▶ PROBLEM TO WORK ON: A faithful transcription of all the data is required.

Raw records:
-*-

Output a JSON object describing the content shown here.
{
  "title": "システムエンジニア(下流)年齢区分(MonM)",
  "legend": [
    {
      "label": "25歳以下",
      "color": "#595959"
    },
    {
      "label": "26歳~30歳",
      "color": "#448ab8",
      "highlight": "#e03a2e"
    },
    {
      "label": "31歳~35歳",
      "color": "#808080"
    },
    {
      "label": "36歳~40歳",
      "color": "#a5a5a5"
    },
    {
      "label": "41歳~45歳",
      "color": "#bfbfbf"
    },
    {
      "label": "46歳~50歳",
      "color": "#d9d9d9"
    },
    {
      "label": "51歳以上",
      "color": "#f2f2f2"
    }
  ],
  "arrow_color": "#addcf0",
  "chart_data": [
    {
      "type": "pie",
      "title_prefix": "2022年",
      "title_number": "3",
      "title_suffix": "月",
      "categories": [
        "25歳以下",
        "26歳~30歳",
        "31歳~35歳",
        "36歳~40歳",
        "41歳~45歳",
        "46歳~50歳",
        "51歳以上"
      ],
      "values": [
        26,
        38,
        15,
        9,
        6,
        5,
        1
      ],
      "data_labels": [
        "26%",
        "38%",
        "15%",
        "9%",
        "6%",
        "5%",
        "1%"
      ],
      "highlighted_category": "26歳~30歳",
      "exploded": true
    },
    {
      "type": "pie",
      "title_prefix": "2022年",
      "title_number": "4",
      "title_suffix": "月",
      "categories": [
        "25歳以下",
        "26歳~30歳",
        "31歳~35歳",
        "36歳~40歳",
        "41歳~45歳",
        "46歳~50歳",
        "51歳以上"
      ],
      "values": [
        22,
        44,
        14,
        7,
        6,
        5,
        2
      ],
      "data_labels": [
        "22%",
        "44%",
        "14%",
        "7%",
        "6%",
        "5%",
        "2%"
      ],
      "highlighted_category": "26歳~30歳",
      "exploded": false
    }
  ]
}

-*-

▶ RIGHT ANSWER:
Output a JSON object describing the content shown here.
{
  "title": "システムエンジニア(下流)年齢区分(MonM)",
  "legend": [
    {
      "label": "25歳以下",
      "color": "#595959"
    },
    {
      "label": "26歳~30歳",
      "color": "#448ab8",
      "highlight": "#e03a2e"
    },
    {
      "label": "31歳~35歳",
      "color": "#808080"
    },
    {
      "label": "36歳~40歳",
      "color": "#a5a5a5"
    },
    {
      "label": "41歳~45歳",
      "color": "#bfbfbf"
    },
    {
      "label": "46歳~50歳",
      "color": "#d9d9d9"
    },
    {
      "label": "51歳以上",
      "color": "#f2f2f2"
    }
  ],
  "arrow_color": "#addcf0",
  "chart_data": [
    {
      "type": "pie",
      "title_prefix": "2022年",
      "title_number": "3",
      "title_suffix": "月",
      "categories": [
        "25歳以下",
        "26歳~30歳",
        "31歳~35歳",
        "36歳~40歳",
        "41歳~45歳",
        "46歳~50歳",
        "51歳以上"
      ],
      "values": [
        26,
        38,
        15,
        9,
        6,
        5,
        1
      ],
      "data_labels": [
        "26%",
        "38%",
        "15%",
        "9%",
        "6%",
        "5%",
        "1%"
      ],
      "highlighted_category": "26歳~30歳",
      "exploded": true
    },
    {
      "type": "pie",
      "title_prefix": "2022年",
      "title_number": "4",
      "title_suffix": "月",
      "categories": [
        "25歳以下",
        "26歳~30歳",
        "31歳~35歳",
        "36歳~40歳",
        "41歳~45歳",
        "46歳~50歳",
        "51歳以上"
      ],
      "values": [
        22,
        44,
        14,
        7,
        6,
        5,
        2
      ],
      "data_labels": [
        "22%",
        "44%",
        "14%",
        "7%",
        "6%",
        "5%",
        "2%"
      ],
      "highlighted_category": "26歳~30歳",
      "exploded": false
    }
  ]
}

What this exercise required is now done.